**Provided data**

[BEGIN]

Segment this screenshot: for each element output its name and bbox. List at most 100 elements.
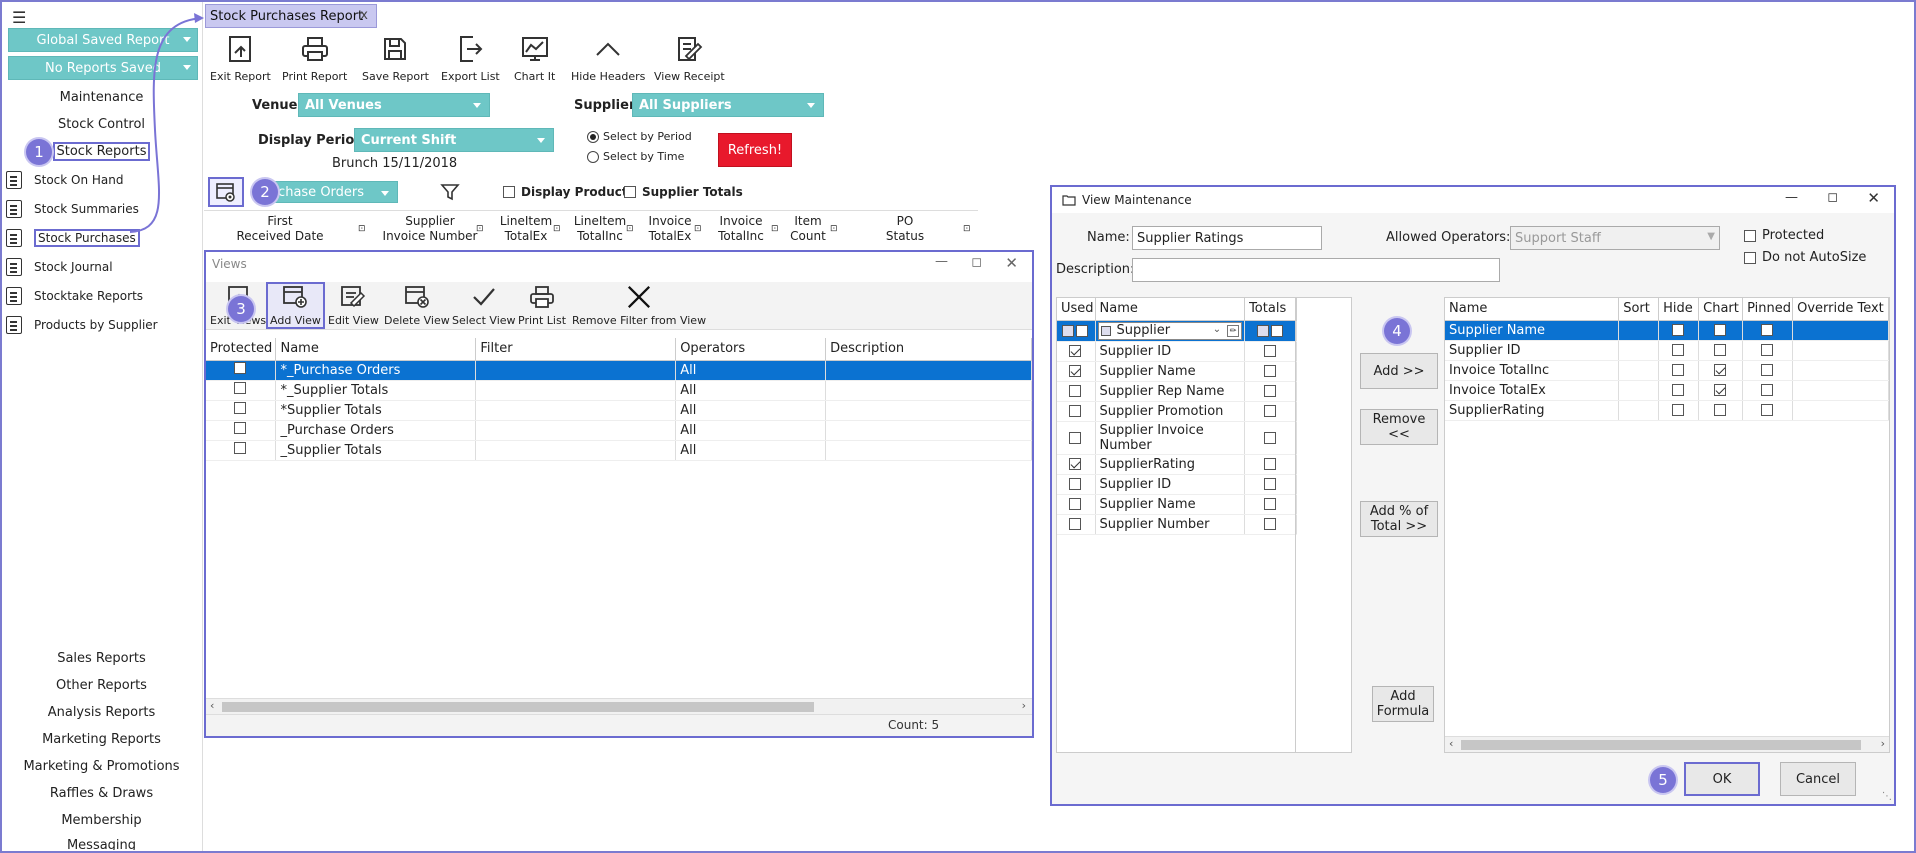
filter-row[interactable]: Supplier ⌄ ✏ xyxy=(1057,320,1297,342)
col-header-name[interactable]: Name xyxy=(1445,298,1620,321)
hamburger-menu-icon[interactable]: ☰ xyxy=(12,8,26,27)
checkbox-unchecked[interactable] xyxy=(234,402,247,414)
cancel-button[interactable]: Cancel xyxy=(1780,762,1856,796)
views-button[interactable] xyxy=(208,177,244,207)
col-header-sort[interactable]: Sort xyxy=(1618,298,1660,321)
add-formula-button[interactable]: Add Formula xyxy=(1372,686,1434,722)
select-by-period-radio[interactable]: Select by Period xyxy=(587,130,692,143)
checkbox-filter[interactable] xyxy=(1076,324,1089,337)
used-checkbox[interactable] xyxy=(1069,405,1082,417)
chart-checkbox[interactable] xyxy=(1714,324,1727,336)
select-view-button[interactable]: Select View xyxy=(452,284,516,327)
checkbox-unchecked[interactable] xyxy=(234,362,247,374)
totals-filter-cell[interactable] xyxy=(1244,320,1297,342)
col-header-name[interactable]: Name xyxy=(275,338,477,361)
list-item[interactable]: Supplier Name xyxy=(1057,361,1297,382)
col-header-po-status[interactable]: PO Status xyxy=(880,214,930,244)
view-select-dropdown[interactable]: rchase Orders xyxy=(262,181,398,203)
scroll-right-icon[interactable]: › xyxy=(1022,699,1026,712)
used-checkbox[interactable] xyxy=(1069,458,1082,470)
scroll-left-icon[interactable]: ‹ xyxy=(210,699,214,712)
protected-cell[interactable] xyxy=(206,360,277,381)
list-item[interactable]: Supplier Number xyxy=(1057,514,1297,535)
col-header-totals[interactable]: Totals xyxy=(1244,298,1297,321)
clear-filter-icon[interactable]: ✏ xyxy=(1227,324,1240,337)
table-row[interactable]: *_Purchase Orders All xyxy=(206,360,1032,381)
col-header-protected[interactable]: Protected xyxy=(206,338,277,361)
resize-grip-icon[interactable]: ⋱ xyxy=(1882,791,1892,802)
table-row[interactable]: _Supplier Totals All xyxy=(206,440,1032,461)
table-row[interactable]: Invoice TotalInc xyxy=(1445,360,1889,381)
delete-view-button[interactable]: Delete View xyxy=(384,284,450,327)
table-row[interactable]: _Purchase Orders All xyxy=(206,420,1032,441)
sidebar-link-marketing-promotions[interactable]: Marketing & Promotions xyxy=(0,759,203,774)
table-row[interactable]: *_Supplier Totals All xyxy=(206,380,1032,401)
sidebar-link-analysis-reports[interactable]: Analysis Reports xyxy=(0,705,203,720)
view-name-input[interactable]: Supplier Ratings xyxy=(1132,226,1322,250)
sidebar-item-stock-journal[interactable]: Stock Journal xyxy=(6,256,113,278)
list-item[interactable]: Supplier ID xyxy=(1057,341,1297,362)
minimize-icon[interactable]: — xyxy=(935,254,948,269)
table-row[interactable]: Supplier Name xyxy=(1445,320,1889,341)
pinned-checkbox[interactable] xyxy=(1761,364,1774,376)
description-input[interactable] xyxy=(1132,258,1500,282)
list-item[interactable]: Supplier Rep Name xyxy=(1057,381,1297,402)
sidebar-item-products-by-supplier[interactable]: Products by Supplier xyxy=(6,314,158,336)
hide-checkbox[interactable] xyxy=(1672,404,1685,416)
col-header-filter[interactable]: Filter xyxy=(475,338,677,361)
pin-icon[interactable]: ⊡ xyxy=(476,224,484,234)
hide-checkbox[interactable] xyxy=(1672,324,1685,336)
override-text-cell[interactable] xyxy=(1792,400,1889,421)
ok-button[interactable]: OK xyxy=(1684,762,1760,796)
chevron-down-icon[interactable]: ⌄ xyxy=(1213,324,1221,335)
sidebar-item-stocktake-reports[interactable]: Stocktake Reports xyxy=(6,285,143,307)
venue-dropdown[interactable]: All Venues xyxy=(298,93,490,117)
export-list-button[interactable]: Export List xyxy=(441,34,500,83)
chart-checkbox[interactable] xyxy=(1714,364,1727,376)
selected-fields-horizontal-scrollbar[interactable]: ‹ › xyxy=(1445,736,1889,752)
chart-checkbox[interactable] xyxy=(1714,344,1727,356)
used-checkbox[interactable] xyxy=(1069,498,1082,510)
save-report-button[interactable]: Save Report xyxy=(362,34,429,83)
used-checkbox[interactable] xyxy=(1069,385,1082,397)
override-text-cell[interactable] xyxy=(1792,320,1889,341)
add-percent-total-button[interactable]: Add % of Total >> xyxy=(1360,501,1438,537)
list-item[interactable]: Supplier ID xyxy=(1057,474,1297,495)
col-header-operators[interactable]: Operators xyxy=(675,338,827,361)
pinned-checkbox[interactable] xyxy=(1761,404,1774,416)
pin-icon[interactable]: ⊡ xyxy=(358,224,366,234)
table-row[interactable]: *Supplier Totals All xyxy=(206,400,1032,421)
exit-report-button[interactable]: Exit Report xyxy=(210,34,271,83)
display-period-dropdown[interactable]: Current Shift xyxy=(354,128,554,152)
print-list-button[interactable]: Print List xyxy=(518,284,566,327)
col-header-item-count[interactable]: Item Count xyxy=(790,214,826,244)
select-by-time-radio[interactable]: Select by Time xyxy=(587,150,684,163)
pin-icon[interactable]: ⊡ xyxy=(626,224,634,234)
chart-checkbox[interactable] xyxy=(1714,384,1727,396)
protected-cell[interactable] xyxy=(206,380,277,401)
hide-checkbox[interactable] xyxy=(1672,344,1685,356)
protected-checkbox[interactable]: Protected xyxy=(1744,228,1824,243)
edit-view-button[interactable]: Edit View xyxy=(328,284,379,327)
remove-field-button[interactable]: Remove << xyxy=(1360,409,1438,445)
supplier-dropdown[interactable]: All Suppliers xyxy=(632,93,824,117)
close-icon[interactable]: ✕ xyxy=(1867,189,1880,207)
pin-icon[interactable]: ⊡ xyxy=(830,224,838,234)
pin-icon[interactable]: ⊡ xyxy=(553,224,561,234)
used-checkbox[interactable] xyxy=(1069,345,1082,357)
col-header-invoice-totalinc[interactable]: Invoice TotalInc xyxy=(714,214,768,244)
col-header-supplier-invoice-number[interactable]: Supplier Invoice Number xyxy=(380,214,480,244)
totals-checkbox[interactable] xyxy=(1264,365,1277,377)
views-horizontal-scrollbar[interactable]: ‹ › xyxy=(206,698,1032,714)
totals-checkbox[interactable] xyxy=(1264,478,1277,490)
pin-icon[interactable]: ⊡ xyxy=(963,224,971,234)
col-header-invoice-totalex[interactable]: Invoice TotalEx xyxy=(645,214,695,244)
col-header-description[interactable]: Description xyxy=(825,338,1032,361)
totals-checkbox[interactable] xyxy=(1264,458,1277,470)
totals-checkbox[interactable] xyxy=(1264,498,1277,510)
col-header-override-text[interactable]: Override Text xyxy=(1792,298,1889,321)
supplier-totals-checkbox[interactable]: Supplier Totals xyxy=(624,185,743,199)
col-header-first-received-date[interactable]: First Received Date xyxy=(230,214,330,244)
view-receipt-button[interactable]: View Receipt xyxy=(654,34,725,83)
scrollbar-thumb[interactable] xyxy=(222,702,814,712)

[END]

**Given instruction**
Lay out every line of the material above as a Markdown table with two columns, Row and Line, numbering the rows in order. Skip blank lines and leave out the pictures.

**Answer for the task**
| Row | Line |
|---|---|
| 1 | Segment this screenshot: for each element output its name and bbox. List at most 100 elements. |
| 2 | filter-row[interactable]: Supplier ⌄ ✏ xyxy=(1057,320,1297,342) |
| 3 | col-header-name[interactable]: Name xyxy=(1445,298,1620,321) |
| 4 | hamburger-menu-icon[interactable]: ☰ xyxy=(12,8,26,27) |
| 5 | checkbox-unchecked[interactable] xyxy=(234,402,247,414) |
| 6 | cancel-button[interactable]: Cancel xyxy=(1780,762,1856,796) |
| 7 | views-button[interactable] xyxy=(208,177,244,207) |
| 8 | col-header-sort[interactable]: Sort xyxy=(1618,298,1660,321) |
| 9 | add-formula-button[interactable]: Add Formula xyxy=(1372,686,1434,722) |
| 10 | select-by-period-radio[interactable]: Select by Period xyxy=(587,130,692,143) |
| 11 | checkbox-filter[interactable] xyxy=(1076,324,1089,337) |
| 12 | used-checkbox[interactable] xyxy=(1069,405,1082,417) |
| 13 | chart-checkbox[interactable] xyxy=(1714,324,1727,336) |
| 14 | select-view-button[interactable]: Select View xyxy=(452,284,516,327) |
| 15 | checkbox-unchecked[interactable] xyxy=(234,362,247,374) |
| 16 | totals-filter-cell[interactable] xyxy=(1244,320,1297,342) |
| 17 | col-header-name[interactable]: Name xyxy=(275,338,477,361) |
| 18 | list-item[interactable]: Supplier Name xyxy=(1057,361,1297,382) |
| 19 | col-header-po-status[interactable]: PO Status xyxy=(880,214,930,244) |
| 20 | view-select-dropdown[interactable]: rchase Orders xyxy=(262,181,398,203) |
| 21 | scroll-right-icon[interactable]: › xyxy=(1022,699,1026,712) |
| 22 | used-checkbox[interactable] xyxy=(1069,458,1082,470) |
| 23 | scroll-left-icon[interactable]: ‹ xyxy=(210,699,214,712) |
| 24 | protected-cell[interactable] xyxy=(206,360,277,381) |
| 25 | list-item[interactable]: Supplier Number xyxy=(1057,514,1297,535) |
| 26 | col-header-totals[interactable]: Totals xyxy=(1244,298,1297,321) |
| 27 | clear-filter-icon[interactable]: ✏ xyxy=(1227,324,1240,337) |
| 28 | table-row[interactable]: *_Purchase Orders All xyxy=(206,360,1032,381) |
| 29 | col-header-protected[interactable]: Protected xyxy=(206,338,277,361) |
| 30 | resize-grip-icon[interactable]: ⋱ xyxy=(1882,791,1892,802) |
| 31 | table-row[interactable]: _Supplier Totals All xyxy=(206,440,1032,461) |
| 32 | table-row[interactable]: Invoice TotalInc xyxy=(1445,360,1889,381) |
| 33 | delete-view-button[interactable]: Delete View xyxy=(384,284,450,327) |
| 34 | table-row[interactable]: _Purchase Orders All xyxy=(206,420,1032,441) |
| 35 | sidebar-link-marketing-promotions[interactable]: Marketing & Promotions xyxy=(0,759,203,774) |
| 36 | table-row[interactable]: *_Supplier Totals All xyxy=(206,380,1032,401) |
| 37 | sidebar-link-analysis-reports[interactable]: Analysis Reports xyxy=(0,705,203,720) |
| 38 | view-name-input[interactable]: Supplier Ratings xyxy=(1132,226,1322,250) |
| 39 | sidebar-item-stock-journal[interactable]: Stock Journal xyxy=(6,256,113,278) |
| 40 | list-item[interactable]: Supplier ID xyxy=(1057,341,1297,362) |
| 41 | minimize-icon[interactable]: — xyxy=(935,254,948,269) |
| 42 | table-row[interactable]: Supplier Name xyxy=(1445,320,1889,341) |
| 43 | pinned-checkbox[interactable] xyxy=(1761,364,1774,376) |
| 44 | description-input[interactable] xyxy=(1132,258,1500,282) |
| 45 | list-item[interactable]: Supplier Rep Name xyxy=(1057,381,1297,402) |
| 46 | sidebar-item-products-by-supplier[interactable]: Products by Supplier xyxy=(6,314,158,336) |
| 47 | hide-checkbox[interactable] xyxy=(1672,404,1685,416) |
| 48 | col-header-filter[interactable]: Filter xyxy=(475,338,677,361) |
| 49 | pin-icon[interactable]: ⊡ xyxy=(476,224,484,234) |
| 50 | hide-checkbox[interactable] xyxy=(1672,324,1685,336) |
| 51 | override-text-cell[interactable] xyxy=(1792,400,1889,421) |
| 52 | ok-button[interactable]: OK xyxy=(1684,762,1760,796) |
| 53 | chevron-down-icon[interactable]: ⌄ xyxy=(1213,324,1221,335) |
| 54 | sidebar-item-stocktake-reports[interactable]: Stocktake Reports xyxy=(6,285,143,307) |
| 55 | venue-dropdown[interactable]: All Venues xyxy=(298,93,490,117) |
| 56 | export-list-button[interactable]: Export List xyxy=(441,34,500,83) |
| 57 | chart-checkbox[interactable] xyxy=(1714,364,1727,376) |
| 58 | selected-fields-horizontal-scrollbar[interactable]: ‹ › xyxy=(1445,736,1889,752) |
| 59 | chart-checkbox[interactable] xyxy=(1714,344,1727,356) |
| 60 | used-checkbox[interactable] xyxy=(1069,498,1082,510) |
| 61 | save-report-button[interactable]: Save Report xyxy=(362,34,429,83) |
| 62 | used-checkbox[interactable] xyxy=(1069,385,1082,397) |
| 63 | override-text-cell[interactable] xyxy=(1792,320,1889,341) |
| 64 | add-percent-total-button[interactable]: Add % of Total >> xyxy=(1360,501,1438,537) |
| 65 | list-item[interactable]: Supplier ID xyxy=(1057,474,1297,495) |
| 66 | col-header-operators[interactable]: Operators xyxy=(675,338,827,361) |
| 67 | pinned-checkbox[interactable] xyxy=(1761,404,1774,416) |
| 68 | pin-icon[interactable]: ⊡ xyxy=(358,224,366,234) |
| 69 | table-row[interactable]: *Supplier Totals All xyxy=(206,400,1032,421) |
| 70 | exit-report-button[interactable]: Exit Report xyxy=(210,34,271,83) |
| 71 | display-period-dropdown[interactable]: Current Shift xyxy=(354,128,554,152) |
| 72 | print-list-button[interactable]: Print List xyxy=(518,284,566,327) |
| 73 | col-header-item-count[interactable]: Item Count xyxy=(790,214,826,244) |
| 74 | select-by-time-radio[interactable]: Select by Time xyxy=(587,150,684,163) |
| 75 | pin-icon[interactable]: ⊡ xyxy=(626,224,634,234) |
| 76 | chart-checkbox[interactable] xyxy=(1714,384,1727,396) |
| 77 | protected-cell[interactable] xyxy=(206,380,277,401) |
| 78 | hide-checkbox[interactable] xyxy=(1672,344,1685,356) |
| 79 | protected-checkbox[interactable]: Protected xyxy=(1744,228,1824,243) |
| 80 | edit-view-button[interactable]: Edit View xyxy=(328,284,379,327) |
| 81 | remove-field-button[interactable]: Remove << xyxy=(1360,409,1438,445) |
| 82 | supplier-dropdown[interactable]: All Suppliers xyxy=(632,93,824,117) |
| 83 | close-icon[interactable]: ✕ xyxy=(1867,189,1880,207) |
| 84 | pin-icon[interactable]: ⊡ xyxy=(830,224,838,234) |
| 85 | pin-icon[interactable]: ⊡ xyxy=(553,224,561,234) |
| 86 | used-checkbox[interactable] xyxy=(1069,345,1082,357) |
| 87 | col-header-invoice-totalinc[interactable]: Invoice TotalInc xyxy=(714,214,768,244) |
| 88 | col-header-supplier-invoice-number[interactable]: Supplier Invoice Number xyxy=(380,214,480,244) |
| 89 | totals-checkbox[interactable] xyxy=(1264,365,1277,377) |
| 90 | views-horizontal-scrollbar[interactable]: ‹ › xyxy=(206,698,1032,714) |
| 91 | totals-checkbox[interactable] xyxy=(1264,478,1277,490) |
| 92 | pin-icon[interactable]: ⊡ xyxy=(963,224,971,234) |
| 93 | col-header-invoice-totalex[interactable]: Invoice TotalEx xyxy=(645,214,695,244) |
| 94 | col-header-description[interactable]: Description xyxy=(825,338,1032,361) |
| 95 | totals-checkbox[interactable] xyxy=(1264,458,1277,470) |
| 96 | totals-checkbox[interactable] xyxy=(1264,498,1277,510) |
| 97 | col-header-override-text[interactable]: Override Text xyxy=(1792,298,1889,321) |
| 98 | supplier-totals-checkbox[interactable]: Supplier Totals xyxy=(624,185,743,199) |
| 99 | col-header-first-received-date[interactable]: First Received Date xyxy=(230,214,330,244) |
| 100 | view-receipt-button[interactable]: View Receipt xyxy=(654,34,725,83) |
| 101 | scrollbar-thumb[interactable] xyxy=(222,702,814,712) |